Word for word, give the material below again, minus any images.

Data records
****
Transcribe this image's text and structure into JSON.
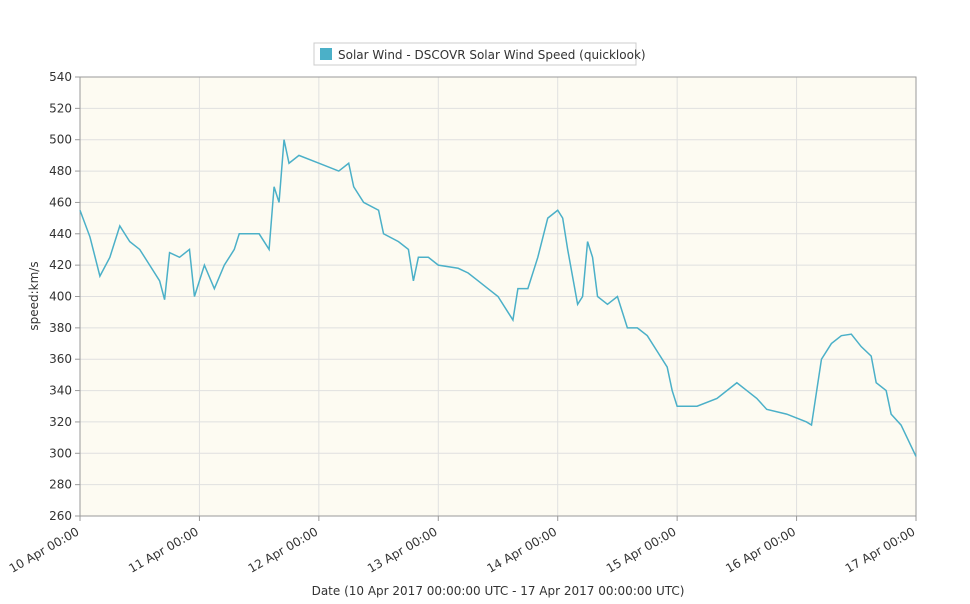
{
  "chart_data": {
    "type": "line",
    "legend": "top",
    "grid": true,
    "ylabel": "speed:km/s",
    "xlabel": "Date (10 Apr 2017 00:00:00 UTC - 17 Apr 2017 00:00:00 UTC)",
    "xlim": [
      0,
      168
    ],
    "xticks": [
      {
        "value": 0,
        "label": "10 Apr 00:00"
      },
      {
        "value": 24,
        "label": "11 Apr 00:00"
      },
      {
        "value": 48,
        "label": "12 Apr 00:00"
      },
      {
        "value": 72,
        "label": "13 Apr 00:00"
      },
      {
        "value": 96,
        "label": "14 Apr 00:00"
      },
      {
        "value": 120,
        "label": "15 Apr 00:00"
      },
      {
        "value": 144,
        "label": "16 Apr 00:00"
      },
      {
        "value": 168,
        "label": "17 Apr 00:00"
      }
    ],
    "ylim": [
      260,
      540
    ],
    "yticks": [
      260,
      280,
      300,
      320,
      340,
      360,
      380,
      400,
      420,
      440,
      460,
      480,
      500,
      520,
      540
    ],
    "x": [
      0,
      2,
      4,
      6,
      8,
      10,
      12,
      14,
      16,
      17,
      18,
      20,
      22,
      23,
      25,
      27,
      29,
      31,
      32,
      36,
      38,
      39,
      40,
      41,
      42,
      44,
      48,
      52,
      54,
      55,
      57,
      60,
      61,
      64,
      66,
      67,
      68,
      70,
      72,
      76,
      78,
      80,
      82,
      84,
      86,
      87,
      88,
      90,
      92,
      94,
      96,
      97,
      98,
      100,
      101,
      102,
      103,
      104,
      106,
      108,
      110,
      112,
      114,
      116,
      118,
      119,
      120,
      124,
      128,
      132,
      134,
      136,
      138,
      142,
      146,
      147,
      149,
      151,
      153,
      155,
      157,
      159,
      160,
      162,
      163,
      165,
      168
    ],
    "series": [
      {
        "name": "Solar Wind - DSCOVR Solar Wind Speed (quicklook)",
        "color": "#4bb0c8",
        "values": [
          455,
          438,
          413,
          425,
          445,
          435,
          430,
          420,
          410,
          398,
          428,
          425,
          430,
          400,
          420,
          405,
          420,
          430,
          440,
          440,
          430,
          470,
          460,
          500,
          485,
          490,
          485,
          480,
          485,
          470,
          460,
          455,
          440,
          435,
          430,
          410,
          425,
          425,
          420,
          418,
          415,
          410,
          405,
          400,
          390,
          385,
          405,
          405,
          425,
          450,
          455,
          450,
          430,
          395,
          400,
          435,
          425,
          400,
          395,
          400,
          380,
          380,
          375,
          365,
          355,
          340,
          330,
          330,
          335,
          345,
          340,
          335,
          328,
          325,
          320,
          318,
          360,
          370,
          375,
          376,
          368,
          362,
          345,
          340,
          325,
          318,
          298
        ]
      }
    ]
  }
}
****
* ANSWER TO THE TASK
Transcribe this image's text and structure into JSON.
{
  "chart_data": {
    "type": "line",
    "legend": "top",
    "grid": true,
    "ylabel": "speed:km/s",
    "xlabel": "Date (10 Apr 2017 00:00:00 UTC - 17 Apr 2017 00:00:00 UTC)",
    "xlim": [
      0,
      168
    ],
    "xticks": [
      {
        "value": 0,
        "label": "10 Apr 00:00"
      },
      {
        "value": 24,
        "label": "11 Apr 00:00"
      },
      {
        "value": 48,
        "label": "12 Apr 00:00"
      },
      {
        "value": 72,
        "label": "13 Apr 00:00"
      },
      {
        "value": 96,
        "label": "14 Apr 00:00"
      },
      {
        "value": 120,
        "label": "15 Apr 00:00"
      },
      {
        "value": 144,
        "label": "16 Apr 00:00"
      },
      {
        "value": 168,
        "label": "17 Apr 00:00"
      }
    ],
    "ylim": [
      260,
      540
    ],
    "yticks": [
      260,
      280,
      300,
      320,
      340,
      360,
      380,
      400,
      420,
      440,
      460,
      480,
      500,
      520,
      540
    ],
    "x": [
      0,
      2,
      4,
      6,
      8,
      10,
      12,
      14,
      16,
      17,
      18,
      20,
      22,
      23,
      25,
      27,
      29,
      31,
      32,
      36,
      38,
      39,
      40,
      41,
      42,
      44,
      48,
      52,
      54,
      55,
      57,
      60,
      61,
      64,
      66,
      67,
      68,
      70,
      72,
      76,
      78,
      80,
      82,
      84,
      86,
      87,
      88,
      90,
      92,
      94,
      96,
      97,
      98,
      100,
      101,
      102,
      103,
      104,
      106,
      108,
      110,
      112,
      114,
      116,
      118,
      119,
      120,
      124,
      128,
      132,
      134,
      136,
      138,
      142,
      146,
      147,
      149,
      151,
      153,
      155,
      157,
      159,
      160,
      162,
      163,
      165,
      168
    ],
    "series": [
      {
        "name": "Solar Wind - DSCOVR Solar Wind Speed (quicklook)",
        "color": "#4bb0c8",
        "values": [
          455,
          438,
          413,
          425,
          445,
          435,
          430,
          420,
          410,
          398,
          428,
          425,
          430,
          400,
          420,
          405,
          420,
          430,
          440,
          440,
          430,
          470,
          460,
          500,
          485,
          490,
          485,
          480,
          485,
          470,
          460,
          455,
          440,
          435,
          430,
          410,
          425,
          425,
          420,
          418,
          415,
          410,
          405,
          400,
          390,
          385,
          405,
          405,
          425,
          450,
          455,
          450,
          430,
          395,
          400,
          435,
          425,
          400,
          395,
          400,
          380,
          380,
          375,
          365,
          355,
          340,
          330,
          330,
          335,
          345,
          340,
          335,
          328,
          325,
          320,
          318,
          360,
          370,
          375,
          376,
          368,
          362,
          345,
          340,
          325,
          318,
          298
        ]
      }
    ]
  }
}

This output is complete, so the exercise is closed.